Document segment ->
Our huge gastrointestinal tracts operate their own nervous system, using neurons that follow different principles from those of brain neurons, according to recent findings:
Our approximately seven-meter long gastrointestinal (GI) tract has its own functionally distinct neurons. Since this enteric nervous system (ENS) operates autonomously, it is sometimes referred to as the “second” or “abdominal” brain. While the ENS controls muscle movement (peristalsis) in the gut and its fluid balance and blood flow, it also communicates with the immune system and microbiome.Karolinska Institutet, “New fundamental knowledge of the ‘abdominal brain’” at Medical Xpress (December 7, 2020) Paper. (subscription required)
The Karolinska researchers made progress in studying the little-understood second brain by mapping the neuron types in the digestive systems of mice. The human gut is estimated to contain an independent network of over 100 billion neurons that not only control digestion but work with the immune system to fight a constant war with hostile bacteria.

Problems to solve ->
1 – How long is the human gastrointestinal tract, according to the passage about the abdominal brain?
2 – Please continue the passage about the abdominal brain from its last sentence.
This data has nothing to do with the passage about the abdominal brain.

Document layout analysis data
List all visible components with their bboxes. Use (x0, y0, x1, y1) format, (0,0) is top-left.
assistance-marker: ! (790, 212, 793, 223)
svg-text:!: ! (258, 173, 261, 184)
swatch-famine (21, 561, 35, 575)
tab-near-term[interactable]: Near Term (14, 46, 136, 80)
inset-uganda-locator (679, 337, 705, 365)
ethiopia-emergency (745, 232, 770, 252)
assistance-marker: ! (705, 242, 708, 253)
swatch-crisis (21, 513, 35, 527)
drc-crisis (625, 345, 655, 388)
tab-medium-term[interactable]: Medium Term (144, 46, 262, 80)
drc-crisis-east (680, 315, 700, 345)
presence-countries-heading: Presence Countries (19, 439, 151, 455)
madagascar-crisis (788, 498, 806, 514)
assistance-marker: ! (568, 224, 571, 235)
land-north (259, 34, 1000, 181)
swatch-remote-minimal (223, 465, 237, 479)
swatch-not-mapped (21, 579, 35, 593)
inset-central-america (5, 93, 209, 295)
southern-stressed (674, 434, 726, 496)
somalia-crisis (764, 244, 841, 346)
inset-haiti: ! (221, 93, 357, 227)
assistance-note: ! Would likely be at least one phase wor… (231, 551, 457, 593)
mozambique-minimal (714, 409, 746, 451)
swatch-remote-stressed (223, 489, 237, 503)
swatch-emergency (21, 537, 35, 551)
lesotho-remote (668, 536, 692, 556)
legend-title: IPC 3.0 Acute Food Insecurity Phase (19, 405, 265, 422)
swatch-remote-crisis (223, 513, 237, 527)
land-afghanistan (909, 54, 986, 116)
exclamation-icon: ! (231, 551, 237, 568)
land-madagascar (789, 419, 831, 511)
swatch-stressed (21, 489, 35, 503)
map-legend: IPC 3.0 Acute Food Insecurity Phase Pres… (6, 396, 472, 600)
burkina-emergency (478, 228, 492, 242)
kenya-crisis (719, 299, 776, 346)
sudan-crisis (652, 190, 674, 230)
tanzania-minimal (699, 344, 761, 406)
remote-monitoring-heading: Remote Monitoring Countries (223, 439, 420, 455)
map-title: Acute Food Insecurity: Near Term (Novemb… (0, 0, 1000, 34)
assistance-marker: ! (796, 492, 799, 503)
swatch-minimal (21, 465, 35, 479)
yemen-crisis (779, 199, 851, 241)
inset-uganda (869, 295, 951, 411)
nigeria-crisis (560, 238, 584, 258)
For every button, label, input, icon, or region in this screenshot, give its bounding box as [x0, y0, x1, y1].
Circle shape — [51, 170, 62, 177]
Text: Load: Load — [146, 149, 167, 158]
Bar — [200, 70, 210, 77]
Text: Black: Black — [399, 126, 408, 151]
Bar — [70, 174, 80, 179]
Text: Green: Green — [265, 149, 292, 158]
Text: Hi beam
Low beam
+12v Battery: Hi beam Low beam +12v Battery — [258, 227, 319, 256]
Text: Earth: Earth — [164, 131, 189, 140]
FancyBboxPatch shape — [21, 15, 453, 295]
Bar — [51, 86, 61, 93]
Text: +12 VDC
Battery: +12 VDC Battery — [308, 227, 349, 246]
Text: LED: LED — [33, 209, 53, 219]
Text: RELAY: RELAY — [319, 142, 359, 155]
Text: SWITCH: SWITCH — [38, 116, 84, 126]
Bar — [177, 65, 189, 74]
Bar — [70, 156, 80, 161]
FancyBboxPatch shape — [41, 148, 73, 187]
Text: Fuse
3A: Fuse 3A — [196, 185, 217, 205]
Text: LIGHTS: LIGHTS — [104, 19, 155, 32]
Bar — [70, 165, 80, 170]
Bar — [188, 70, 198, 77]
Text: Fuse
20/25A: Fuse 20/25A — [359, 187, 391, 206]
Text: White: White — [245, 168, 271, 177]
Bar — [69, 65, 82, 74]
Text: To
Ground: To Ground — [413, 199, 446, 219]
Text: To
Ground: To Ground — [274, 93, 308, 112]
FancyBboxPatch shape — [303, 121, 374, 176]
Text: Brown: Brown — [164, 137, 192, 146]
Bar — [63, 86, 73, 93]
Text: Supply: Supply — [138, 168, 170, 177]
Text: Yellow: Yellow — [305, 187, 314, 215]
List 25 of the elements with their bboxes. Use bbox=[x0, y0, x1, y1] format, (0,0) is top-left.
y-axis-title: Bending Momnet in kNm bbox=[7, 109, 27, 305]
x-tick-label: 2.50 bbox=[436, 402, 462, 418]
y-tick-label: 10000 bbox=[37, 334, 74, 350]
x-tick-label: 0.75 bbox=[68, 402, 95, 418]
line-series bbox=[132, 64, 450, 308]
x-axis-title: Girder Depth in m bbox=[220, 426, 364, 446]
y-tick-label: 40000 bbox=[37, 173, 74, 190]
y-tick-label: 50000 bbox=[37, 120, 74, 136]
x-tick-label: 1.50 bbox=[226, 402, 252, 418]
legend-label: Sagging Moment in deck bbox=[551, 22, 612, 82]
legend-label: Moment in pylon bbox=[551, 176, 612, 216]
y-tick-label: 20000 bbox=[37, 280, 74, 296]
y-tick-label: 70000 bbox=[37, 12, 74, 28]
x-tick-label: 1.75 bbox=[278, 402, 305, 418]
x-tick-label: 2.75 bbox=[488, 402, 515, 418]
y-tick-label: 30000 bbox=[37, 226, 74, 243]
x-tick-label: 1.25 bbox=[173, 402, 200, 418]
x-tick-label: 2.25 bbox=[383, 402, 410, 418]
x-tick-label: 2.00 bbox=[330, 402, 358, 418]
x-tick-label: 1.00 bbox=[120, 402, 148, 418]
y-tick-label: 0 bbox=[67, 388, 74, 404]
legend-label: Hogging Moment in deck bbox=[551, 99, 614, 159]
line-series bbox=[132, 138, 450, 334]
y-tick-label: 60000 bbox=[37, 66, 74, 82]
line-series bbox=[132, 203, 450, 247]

Exercise answers ->
1 – Approximately seven meters.

2 –
Q Does the brain in our heads influence the “second brain”?
A Yes. Butterflies in the stomach arise when the brain sends a message of anxiety to the gut, which sends messages back to the brain that it’s unhappy. But the gut can also work in isolation.PT Staff, “Our Second Brain: The Stomach” at Psychology Today (May 1, 1999)
The “second brain” is not, of course, responsible for thinking or making decisions. But it probably influences our emotions strongly:
“The system is way too complicated to have evolved only to make sure things move out of your colon,” says Emeran Mayer, professor of physiology, psychiatry and biobehavioral sciences at the David Geffen School of Medicine at the University of California, Los Angeles (U.C.L.A.). For example, scientists were shocked to learn that about 90 percent of the fibers in the primary visceral nerve, the vagus, carry information from the gut to the brain and not the other way around. “Some of that info is decidedly unpleasant,” Gershon says.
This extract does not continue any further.